<<<<
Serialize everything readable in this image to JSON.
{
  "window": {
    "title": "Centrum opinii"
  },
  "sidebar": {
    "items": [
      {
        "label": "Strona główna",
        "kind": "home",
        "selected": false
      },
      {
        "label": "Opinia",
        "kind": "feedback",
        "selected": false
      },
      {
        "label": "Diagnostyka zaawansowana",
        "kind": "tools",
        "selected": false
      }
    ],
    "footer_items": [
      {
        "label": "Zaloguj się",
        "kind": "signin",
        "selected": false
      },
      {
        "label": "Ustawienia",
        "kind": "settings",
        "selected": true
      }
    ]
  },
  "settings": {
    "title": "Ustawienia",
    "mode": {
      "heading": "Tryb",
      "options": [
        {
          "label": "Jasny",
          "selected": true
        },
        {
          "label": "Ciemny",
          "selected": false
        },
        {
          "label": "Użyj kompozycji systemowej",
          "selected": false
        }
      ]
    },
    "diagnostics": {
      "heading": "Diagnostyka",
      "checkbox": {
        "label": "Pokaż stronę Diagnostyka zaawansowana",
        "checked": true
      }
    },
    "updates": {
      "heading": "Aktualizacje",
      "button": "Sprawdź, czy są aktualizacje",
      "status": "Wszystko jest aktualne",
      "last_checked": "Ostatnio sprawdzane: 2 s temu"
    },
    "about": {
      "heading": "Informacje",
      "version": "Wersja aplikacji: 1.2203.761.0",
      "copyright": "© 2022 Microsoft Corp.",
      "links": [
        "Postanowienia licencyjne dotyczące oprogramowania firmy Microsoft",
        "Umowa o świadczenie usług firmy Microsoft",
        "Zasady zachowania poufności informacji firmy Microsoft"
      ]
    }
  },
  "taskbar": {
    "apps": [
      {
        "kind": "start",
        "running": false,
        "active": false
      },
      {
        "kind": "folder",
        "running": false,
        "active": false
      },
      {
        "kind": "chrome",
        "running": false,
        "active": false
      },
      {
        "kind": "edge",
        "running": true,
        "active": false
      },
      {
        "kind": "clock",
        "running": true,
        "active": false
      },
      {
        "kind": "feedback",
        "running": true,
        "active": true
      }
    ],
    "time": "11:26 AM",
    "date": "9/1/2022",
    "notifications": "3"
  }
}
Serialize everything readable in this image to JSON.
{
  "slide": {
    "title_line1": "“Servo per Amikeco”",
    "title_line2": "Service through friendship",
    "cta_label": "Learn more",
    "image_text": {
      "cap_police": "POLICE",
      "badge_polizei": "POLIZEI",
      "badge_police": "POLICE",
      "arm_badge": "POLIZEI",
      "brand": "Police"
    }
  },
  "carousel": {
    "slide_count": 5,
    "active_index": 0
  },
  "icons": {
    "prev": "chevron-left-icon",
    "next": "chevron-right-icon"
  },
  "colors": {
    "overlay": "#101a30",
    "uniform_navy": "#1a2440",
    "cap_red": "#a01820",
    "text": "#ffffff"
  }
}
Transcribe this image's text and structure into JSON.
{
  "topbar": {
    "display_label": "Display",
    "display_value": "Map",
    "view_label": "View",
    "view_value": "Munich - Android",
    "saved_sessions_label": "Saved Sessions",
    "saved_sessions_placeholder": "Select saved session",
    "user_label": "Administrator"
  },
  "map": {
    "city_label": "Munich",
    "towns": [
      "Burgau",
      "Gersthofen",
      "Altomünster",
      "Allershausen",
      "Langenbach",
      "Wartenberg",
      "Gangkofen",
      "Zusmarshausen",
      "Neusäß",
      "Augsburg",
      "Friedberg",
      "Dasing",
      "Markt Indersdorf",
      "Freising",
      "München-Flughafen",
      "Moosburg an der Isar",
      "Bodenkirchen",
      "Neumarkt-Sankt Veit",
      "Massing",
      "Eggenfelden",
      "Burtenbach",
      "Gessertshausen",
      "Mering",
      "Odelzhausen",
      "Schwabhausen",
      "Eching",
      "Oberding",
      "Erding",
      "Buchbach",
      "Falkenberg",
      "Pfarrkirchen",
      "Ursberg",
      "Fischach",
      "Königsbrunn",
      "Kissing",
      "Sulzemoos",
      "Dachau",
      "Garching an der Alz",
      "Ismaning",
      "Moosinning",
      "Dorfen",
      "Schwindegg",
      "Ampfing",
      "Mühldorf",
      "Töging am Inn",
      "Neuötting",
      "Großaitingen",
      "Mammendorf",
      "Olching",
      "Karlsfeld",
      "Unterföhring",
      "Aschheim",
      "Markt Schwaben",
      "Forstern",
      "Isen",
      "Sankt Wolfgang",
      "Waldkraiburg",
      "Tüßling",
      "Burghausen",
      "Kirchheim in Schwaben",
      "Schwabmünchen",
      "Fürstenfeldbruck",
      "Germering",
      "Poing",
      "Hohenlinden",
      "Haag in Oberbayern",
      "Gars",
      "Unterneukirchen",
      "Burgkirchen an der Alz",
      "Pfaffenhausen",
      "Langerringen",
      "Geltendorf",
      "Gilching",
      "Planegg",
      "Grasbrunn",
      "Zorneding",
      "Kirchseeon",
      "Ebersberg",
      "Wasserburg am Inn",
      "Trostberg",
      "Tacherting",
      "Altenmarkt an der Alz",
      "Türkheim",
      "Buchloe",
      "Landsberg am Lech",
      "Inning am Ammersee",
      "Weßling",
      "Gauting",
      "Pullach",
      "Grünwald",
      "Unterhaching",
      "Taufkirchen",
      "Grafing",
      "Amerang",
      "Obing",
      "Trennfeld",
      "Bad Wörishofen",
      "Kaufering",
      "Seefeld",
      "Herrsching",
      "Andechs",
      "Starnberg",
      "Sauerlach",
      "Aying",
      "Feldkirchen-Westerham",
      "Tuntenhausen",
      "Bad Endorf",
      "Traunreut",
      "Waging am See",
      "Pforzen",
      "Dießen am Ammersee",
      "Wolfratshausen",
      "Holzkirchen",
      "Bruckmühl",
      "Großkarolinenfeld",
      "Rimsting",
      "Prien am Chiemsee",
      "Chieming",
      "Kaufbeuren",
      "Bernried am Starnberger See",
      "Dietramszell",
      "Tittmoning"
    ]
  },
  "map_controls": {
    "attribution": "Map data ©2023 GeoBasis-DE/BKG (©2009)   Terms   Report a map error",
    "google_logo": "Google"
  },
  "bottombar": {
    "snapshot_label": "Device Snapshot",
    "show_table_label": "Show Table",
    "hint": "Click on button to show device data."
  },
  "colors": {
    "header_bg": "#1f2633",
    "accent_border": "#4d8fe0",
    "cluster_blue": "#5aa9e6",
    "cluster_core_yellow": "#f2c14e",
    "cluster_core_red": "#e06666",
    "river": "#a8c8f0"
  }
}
>>>>
Extract from the material all lines containing the string "Diagnostyka".

(TASK RESULT):
        "label": "Diagnostyka zaawansowana",
      "heading": "Diagnostyka",
        "label": "Pokaż stronę Diagnostyka zaawansowana",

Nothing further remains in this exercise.